Given instruction:
Transcribe every line, keeping it exact.

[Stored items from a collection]
▼▼▼
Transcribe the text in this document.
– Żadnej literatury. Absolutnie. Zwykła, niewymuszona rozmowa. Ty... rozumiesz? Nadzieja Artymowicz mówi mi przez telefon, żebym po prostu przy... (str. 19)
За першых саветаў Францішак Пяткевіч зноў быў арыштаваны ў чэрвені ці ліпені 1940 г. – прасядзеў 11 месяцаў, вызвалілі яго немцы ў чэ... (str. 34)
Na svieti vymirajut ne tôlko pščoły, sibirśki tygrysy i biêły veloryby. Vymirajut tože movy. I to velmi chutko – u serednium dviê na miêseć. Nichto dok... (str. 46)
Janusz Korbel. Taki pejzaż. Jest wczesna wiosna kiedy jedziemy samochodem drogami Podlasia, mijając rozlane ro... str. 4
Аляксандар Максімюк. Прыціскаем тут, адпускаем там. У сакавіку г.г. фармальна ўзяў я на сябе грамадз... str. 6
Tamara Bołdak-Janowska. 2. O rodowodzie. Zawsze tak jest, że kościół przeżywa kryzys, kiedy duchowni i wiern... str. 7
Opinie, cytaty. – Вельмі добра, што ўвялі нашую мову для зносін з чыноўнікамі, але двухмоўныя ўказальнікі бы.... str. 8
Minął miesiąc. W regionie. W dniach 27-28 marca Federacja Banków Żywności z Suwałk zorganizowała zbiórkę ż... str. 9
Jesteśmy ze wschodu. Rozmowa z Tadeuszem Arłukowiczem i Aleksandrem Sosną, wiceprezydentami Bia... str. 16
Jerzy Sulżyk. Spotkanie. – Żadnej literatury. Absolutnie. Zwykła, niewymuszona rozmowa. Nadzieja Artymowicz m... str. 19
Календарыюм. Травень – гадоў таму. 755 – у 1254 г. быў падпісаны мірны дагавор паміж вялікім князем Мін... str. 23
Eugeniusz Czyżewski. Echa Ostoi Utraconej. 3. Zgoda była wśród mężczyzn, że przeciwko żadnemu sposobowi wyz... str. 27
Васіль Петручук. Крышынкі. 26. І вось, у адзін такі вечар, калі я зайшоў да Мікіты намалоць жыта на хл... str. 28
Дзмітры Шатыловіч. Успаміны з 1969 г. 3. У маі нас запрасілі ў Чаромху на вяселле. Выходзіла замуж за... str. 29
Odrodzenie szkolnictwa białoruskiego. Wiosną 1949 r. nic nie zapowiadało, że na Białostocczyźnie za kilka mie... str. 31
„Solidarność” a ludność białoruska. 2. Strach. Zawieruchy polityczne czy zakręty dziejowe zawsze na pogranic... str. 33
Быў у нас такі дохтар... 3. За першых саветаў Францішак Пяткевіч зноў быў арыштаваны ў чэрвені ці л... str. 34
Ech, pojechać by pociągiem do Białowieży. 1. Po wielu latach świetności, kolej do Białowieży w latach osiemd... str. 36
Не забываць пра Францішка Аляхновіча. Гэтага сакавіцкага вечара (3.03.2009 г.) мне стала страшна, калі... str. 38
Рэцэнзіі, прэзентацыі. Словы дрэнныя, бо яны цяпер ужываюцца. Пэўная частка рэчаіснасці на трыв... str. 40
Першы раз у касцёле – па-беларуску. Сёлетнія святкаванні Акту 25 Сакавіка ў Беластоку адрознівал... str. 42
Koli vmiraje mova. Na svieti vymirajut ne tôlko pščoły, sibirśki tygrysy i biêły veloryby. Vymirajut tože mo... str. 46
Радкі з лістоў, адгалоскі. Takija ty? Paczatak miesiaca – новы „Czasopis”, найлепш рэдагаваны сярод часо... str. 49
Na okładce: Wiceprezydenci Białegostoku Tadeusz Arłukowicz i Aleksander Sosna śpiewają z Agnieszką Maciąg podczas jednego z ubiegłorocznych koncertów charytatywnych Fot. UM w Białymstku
▲▲▲
Right answer:
Transcribe the text in this document.
– Żadnej literatury. Absolutnie. Zwykła, niewymuszona rozmowa. Ty... rozumiesz? Nadzieja Artymowicz mówi mi przez telefon, żebym po prostu przy... (str. 19)
За першых саветаў Францішак Пяткевіч зноў быў арыштаваны ў чэрвені ці ліпені 1940 г. – прасядзеў 11 месяцаў, вызвалілі яго немцы ў чэ... (str. 34)
Na svieti vymirajut ne tôlko pščoły, sibirśki tygrysy i biêły veloryby. Vymirajut tože movy. I to velmi chutko – u serednium dviê na miêseć. Nichto dok... (str. 46)
Janusz Korbel. Taki pejzaż. Jest wczesna wiosna kiedy jedziemy samochodem drogami Podlasia, mijając rozlane ro... str. 4
Аляксандар Максімюк. Прыціскаем тут, адпускаем там. У сакавіку г.г. фармальна ўзяў я на сябе грамадз... str. 6
Tamara Bołdak-Janowska. 2. O rodowodzie. Zawsze tak jest, że kościół przeżywa kryzys, kiedy duchowni i wiern... str. 7
Opinie, cytaty. – Вельмі добра, што ўвялі нашую мову для зносін з чыноўнікамі, але двухмоўныя ўказальнікі бы.... str. 8
Minął miesiąc. W regionie. W dniach 27-28 marca Federacja Banków Żywności z Suwałk zorganizowała zbiórkę ż... str. 9
Jesteśmy ze wschodu. Rozmowa z Tadeuszem Arłukowiczem i Aleksandrem Sosną, wiceprezydentami Bia... str. 16
Jerzy Sulżyk. Spotkanie. – Żadnej literatury. Absolutnie. Zwykła, niewymuszona rozmowa. Nadzieja Artymowicz m... str. 19
Календарыюм. Травень – гадоў таму. 755 – у 1254 г. быў падпісаны мірны дагавор паміж вялікім князем Мін... str. 23
Eugeniusz Czyżewski. Echa Ostoi Utraconej. 3. Zgoda była wśród mężczyzn, że przeciwko żadnemu sposobowi wyz... str. 27
Васіль Петручук. Крышынкі. 26. І вось, у адзін такі вечар, калі я зайшоў да Мікіты намалоць жыта на хл... str. 28
Дзмітры Шатыловіч. Успаміны з 1969 г. 3. У маі нас запрасілі ў Чаромху на вяселле. Выходзіла замуж за... str. 29
Odrodzenie szkolnictwa białoruskiego. Wiosną 1949 r. nic nie zapowiadało, że na Białostocczyźnie za kilka mie... str. 31
„Solidarność” a ludność białoruska. 2. Strach. Zawieruchy polityczne czy zakręty dziejowe zawsze na pogranic... str. 33
Быў у нас такі дохтар... 3. За першых саветаў Францішак Пяткевіч зноў быў арыштаваны ў чэрвені ці л... str. 34
Ech, pojechać by pociągiem do Białowieży. 1. Po wielu latach świetności, kolej do Białowieży w latach osiemd... str. 36
Не забываць пра Францішка Аляхновіча. Гэтага сакавіцкага вечара (3.03.2009 г.) мне стала страшна, калі... str. 38
Рэцэнзіі, прэзентацыі. Словы дрэнныя, бо яны цяпер ужываюцца. Пэўная частка рэчаіснасці на трыв... str. 40
Першы раз у касцёле – па-беларуску. Сёлетнія святкаванні Акту 25 Сакавіка ў Беластоку адрознівал... str. 42
Koli vmiraje mova. Na svieti vymirajut ne tôlko pščoły, sibirśki tygrysy i biêły veloryby. Vymirajut tože mo... str. 46
Радкі з лістоў, адгалоскі. Takija ty? Paczatak miesiaca – новы „Czasopis”, найлепш рэдагаваны сярод часо... str. 49
Na okładce: Wiceprezydenci Białegostoku Tadeusz Arłukowicz i Aleksander Sosna śpiewają z Agnieszką Maciąg podczas jednego z ubiegłorocznych koncertów charytatywnych Fot. UM w Białymstku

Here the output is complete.